**Provided passage:**
--------
Programme Officer, International Renewable Energy Agency
Country Representative for Argentina, Chile, Paraguay and Uruguay, United Nations Industrial Development Organization
Research and Industrial Policy Officer , Department of Policy Research and Statistics (PRS) of UNIDO
Junior Specialist , United Nations Industrial Development Organization
Chief of the Energy Technologies and Industrial Applications Division , United Nations Industrial Development Organization
45 countries are devising or have published hydrogen strategies, utilizing green hydrogen as a means to decarbonize industry.
GH2’s high production costs are hampering its industrial application.
A multi-faceted industrial policy is needed to facilitate the emergence of GH2 as a breakthrough technology in a world that is heavily locked into fossil fuel-based technologies.
The potential of renewable energy and land availability in the Global South create a major competitive advantage for regions with surplus renewable resources to become sites of green industrialization.
Green hydrogen (GH2) as a means to decarbonize industry is now well-ingrained in the policy discourse. Around 45 countries are devising or have published hydrogen strategies, and several agreements have been concluded between countries to set up tomorrow’s trade routes for hydrogen. Despite these efforts, we are still far from a world where GH2 plays a key role as a source of energy, given that demand for GH2 is limited and the infrastructure for GH2 is confined to industrial areas. Moreover, global electrolyser capacity amounts to just a few hundred megawatts, which lies significantly below the target of 115 GW by 2030 to meet the GH2 demands for all the published and announced strategies, and again far below the forecasted target of 5 TW by 2050, according to IRENA’s World Energy Transitions Outlook.
On the one hand, the lack of clear demand for GH2 impedes investment, while policymakers, on the other, may be wary of supporting a technology without a clear understanding of the cost benefit and business model. With neither a clear demand for GH2 nor a public policy, investors may deem GH2 projects too risky. This gridlock between investors, developers, policymakers and off-takers must be resolved to kick-start initial GH2 projects and to promote the development of a solid GH2 sector, while simultaneously supporting socioeconomic objectives, such as decent jobs and a clean environment.
The prevalence of GH2 export routes around the world
Getting green hydrogen around the world. Image: Industrial Analytics Platform.
Aside from the present lack of demand, GH2’s high production costs are hampering its industrial application. For instance, although the steel and chemical industries are major hydrogen users, many companies are reluctant to shift to GH2. Under the present market conditions, higher priced green products are competing against established lower priced grey options, particularly in capital-intensive sectors with low-profit margins. Without environmentally-conscious consumers and adequate market policies, green product manufacturers will continue to struggle to recover their production costs and remain competitive. Market policies such as regulation, knowledge brokerage, innovation promotion and public procurement could facilitate the uptake of GH2, for example, by reducing the price of environmental goods and increasing the costs of conventional ones. Technical barriers as well as the risk of carbon leakage are further compounding the problem of GH2 uptake.
--------
Please give the passage of the green hydrogen text that begins at "A multi-faceted industrial" and stops after "of green industrialization.", swapping "breakthrough technology" for "disruptive technology".

(Items from a data source)
--------
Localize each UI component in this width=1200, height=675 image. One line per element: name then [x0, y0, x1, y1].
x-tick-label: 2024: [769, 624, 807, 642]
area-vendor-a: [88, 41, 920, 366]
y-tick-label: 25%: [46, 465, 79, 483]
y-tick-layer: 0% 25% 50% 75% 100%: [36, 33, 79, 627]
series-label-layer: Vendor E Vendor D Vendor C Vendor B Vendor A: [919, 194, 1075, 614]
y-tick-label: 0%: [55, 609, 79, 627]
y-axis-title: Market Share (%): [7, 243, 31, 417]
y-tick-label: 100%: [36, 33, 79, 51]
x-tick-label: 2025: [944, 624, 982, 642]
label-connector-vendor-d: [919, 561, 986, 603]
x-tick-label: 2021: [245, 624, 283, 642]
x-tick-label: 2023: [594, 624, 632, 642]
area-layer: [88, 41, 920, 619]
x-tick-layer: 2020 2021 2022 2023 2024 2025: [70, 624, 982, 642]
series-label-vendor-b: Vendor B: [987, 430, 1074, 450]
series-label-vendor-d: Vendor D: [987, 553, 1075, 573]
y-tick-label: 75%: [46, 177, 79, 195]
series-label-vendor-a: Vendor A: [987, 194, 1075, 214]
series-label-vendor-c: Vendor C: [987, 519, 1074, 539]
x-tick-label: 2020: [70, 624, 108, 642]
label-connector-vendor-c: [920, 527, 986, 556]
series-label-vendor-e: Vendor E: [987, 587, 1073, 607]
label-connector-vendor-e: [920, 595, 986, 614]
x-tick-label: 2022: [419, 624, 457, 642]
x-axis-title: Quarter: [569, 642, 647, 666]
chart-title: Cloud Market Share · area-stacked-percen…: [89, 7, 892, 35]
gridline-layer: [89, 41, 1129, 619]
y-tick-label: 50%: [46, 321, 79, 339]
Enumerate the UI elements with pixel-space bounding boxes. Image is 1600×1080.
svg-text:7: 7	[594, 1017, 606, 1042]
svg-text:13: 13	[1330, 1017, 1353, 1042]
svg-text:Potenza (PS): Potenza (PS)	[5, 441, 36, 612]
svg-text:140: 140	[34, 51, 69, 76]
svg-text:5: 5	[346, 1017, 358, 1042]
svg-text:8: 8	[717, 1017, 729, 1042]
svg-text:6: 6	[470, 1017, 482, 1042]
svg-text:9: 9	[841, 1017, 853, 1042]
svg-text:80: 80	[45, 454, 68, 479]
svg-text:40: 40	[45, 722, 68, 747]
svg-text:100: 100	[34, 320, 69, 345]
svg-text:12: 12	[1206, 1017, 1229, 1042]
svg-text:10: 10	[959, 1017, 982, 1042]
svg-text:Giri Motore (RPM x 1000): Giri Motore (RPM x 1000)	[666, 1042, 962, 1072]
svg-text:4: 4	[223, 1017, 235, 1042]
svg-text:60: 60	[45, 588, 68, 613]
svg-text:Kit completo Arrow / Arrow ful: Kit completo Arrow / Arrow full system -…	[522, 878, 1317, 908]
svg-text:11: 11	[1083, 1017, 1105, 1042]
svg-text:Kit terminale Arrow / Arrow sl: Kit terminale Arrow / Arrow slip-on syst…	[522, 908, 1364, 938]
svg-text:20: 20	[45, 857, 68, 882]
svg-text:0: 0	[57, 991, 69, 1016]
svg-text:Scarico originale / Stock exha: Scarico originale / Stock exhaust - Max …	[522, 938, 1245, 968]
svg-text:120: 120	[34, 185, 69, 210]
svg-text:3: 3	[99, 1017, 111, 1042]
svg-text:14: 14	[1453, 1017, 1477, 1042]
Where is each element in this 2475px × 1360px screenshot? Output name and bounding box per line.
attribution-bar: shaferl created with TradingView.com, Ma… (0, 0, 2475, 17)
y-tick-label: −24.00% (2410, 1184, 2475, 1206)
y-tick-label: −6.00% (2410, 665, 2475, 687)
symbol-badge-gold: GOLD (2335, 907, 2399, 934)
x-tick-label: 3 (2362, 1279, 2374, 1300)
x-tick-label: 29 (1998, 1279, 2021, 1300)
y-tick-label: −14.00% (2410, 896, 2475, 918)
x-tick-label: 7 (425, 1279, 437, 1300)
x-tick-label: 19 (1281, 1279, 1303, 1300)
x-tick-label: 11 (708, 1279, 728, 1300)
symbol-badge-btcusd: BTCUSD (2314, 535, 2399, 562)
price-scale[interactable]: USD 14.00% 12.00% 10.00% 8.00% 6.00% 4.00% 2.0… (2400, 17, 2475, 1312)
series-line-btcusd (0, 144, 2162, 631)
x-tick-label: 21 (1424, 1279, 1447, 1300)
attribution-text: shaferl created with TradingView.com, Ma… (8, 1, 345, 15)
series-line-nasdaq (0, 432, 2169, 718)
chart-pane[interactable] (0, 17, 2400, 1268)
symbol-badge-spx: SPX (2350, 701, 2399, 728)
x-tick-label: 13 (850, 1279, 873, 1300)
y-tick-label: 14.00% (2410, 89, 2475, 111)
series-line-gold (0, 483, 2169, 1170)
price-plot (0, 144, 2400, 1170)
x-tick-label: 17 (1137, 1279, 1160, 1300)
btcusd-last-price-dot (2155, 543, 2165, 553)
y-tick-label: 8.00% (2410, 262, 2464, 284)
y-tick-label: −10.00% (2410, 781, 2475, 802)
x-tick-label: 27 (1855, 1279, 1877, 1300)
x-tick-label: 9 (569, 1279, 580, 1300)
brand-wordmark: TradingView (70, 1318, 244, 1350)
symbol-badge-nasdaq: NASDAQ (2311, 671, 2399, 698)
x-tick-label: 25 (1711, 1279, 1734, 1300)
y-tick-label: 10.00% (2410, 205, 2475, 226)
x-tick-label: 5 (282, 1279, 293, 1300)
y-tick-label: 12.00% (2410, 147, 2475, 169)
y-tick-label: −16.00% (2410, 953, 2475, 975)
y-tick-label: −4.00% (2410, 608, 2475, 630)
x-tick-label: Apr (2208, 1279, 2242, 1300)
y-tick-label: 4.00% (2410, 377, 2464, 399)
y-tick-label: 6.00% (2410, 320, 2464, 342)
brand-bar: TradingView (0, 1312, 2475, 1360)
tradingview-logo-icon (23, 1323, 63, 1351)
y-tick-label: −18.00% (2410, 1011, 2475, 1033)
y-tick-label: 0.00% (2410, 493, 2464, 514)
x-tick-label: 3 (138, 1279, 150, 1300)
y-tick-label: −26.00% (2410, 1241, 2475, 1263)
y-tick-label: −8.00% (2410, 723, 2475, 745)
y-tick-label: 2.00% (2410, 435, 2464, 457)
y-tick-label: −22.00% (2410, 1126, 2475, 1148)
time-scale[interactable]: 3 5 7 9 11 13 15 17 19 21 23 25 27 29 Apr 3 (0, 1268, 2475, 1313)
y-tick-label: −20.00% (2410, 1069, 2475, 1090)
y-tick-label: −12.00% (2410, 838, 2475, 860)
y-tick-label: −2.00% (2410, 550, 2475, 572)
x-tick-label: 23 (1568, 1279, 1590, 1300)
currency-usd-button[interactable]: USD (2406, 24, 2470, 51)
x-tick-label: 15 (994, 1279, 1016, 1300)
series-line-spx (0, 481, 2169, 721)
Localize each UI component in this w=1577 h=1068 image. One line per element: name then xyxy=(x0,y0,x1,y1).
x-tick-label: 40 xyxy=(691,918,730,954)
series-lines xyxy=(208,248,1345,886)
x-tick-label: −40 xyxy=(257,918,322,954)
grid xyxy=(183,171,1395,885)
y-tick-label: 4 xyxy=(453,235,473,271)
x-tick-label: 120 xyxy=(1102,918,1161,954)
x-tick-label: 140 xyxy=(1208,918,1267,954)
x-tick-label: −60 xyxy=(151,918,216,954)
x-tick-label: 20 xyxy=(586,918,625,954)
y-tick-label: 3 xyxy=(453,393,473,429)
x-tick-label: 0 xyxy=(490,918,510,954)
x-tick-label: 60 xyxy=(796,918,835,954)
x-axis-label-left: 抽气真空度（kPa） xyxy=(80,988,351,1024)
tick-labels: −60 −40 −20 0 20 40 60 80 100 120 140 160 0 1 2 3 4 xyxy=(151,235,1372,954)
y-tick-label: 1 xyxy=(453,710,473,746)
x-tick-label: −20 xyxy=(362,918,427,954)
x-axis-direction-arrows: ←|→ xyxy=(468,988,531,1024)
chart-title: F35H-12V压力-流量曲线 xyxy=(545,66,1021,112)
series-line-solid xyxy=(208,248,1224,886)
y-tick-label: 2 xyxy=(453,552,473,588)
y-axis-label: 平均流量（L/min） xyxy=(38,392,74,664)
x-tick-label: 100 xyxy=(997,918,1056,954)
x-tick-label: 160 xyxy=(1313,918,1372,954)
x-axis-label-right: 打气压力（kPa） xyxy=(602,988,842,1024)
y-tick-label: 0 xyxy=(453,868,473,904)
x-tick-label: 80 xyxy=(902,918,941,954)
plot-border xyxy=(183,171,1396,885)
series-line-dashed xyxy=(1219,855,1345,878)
--------
**Written answer:**
A multi-faceted industrial policy is needed to facilitate the emergence of GH2 as a disruptive technology in a world that is heavily locked into fossil fuel-based technologies.
The potential of renewable energy and land availability in the Global South create a major competitive advantage for regions with surplus renewable resources to become sites of green industrialization.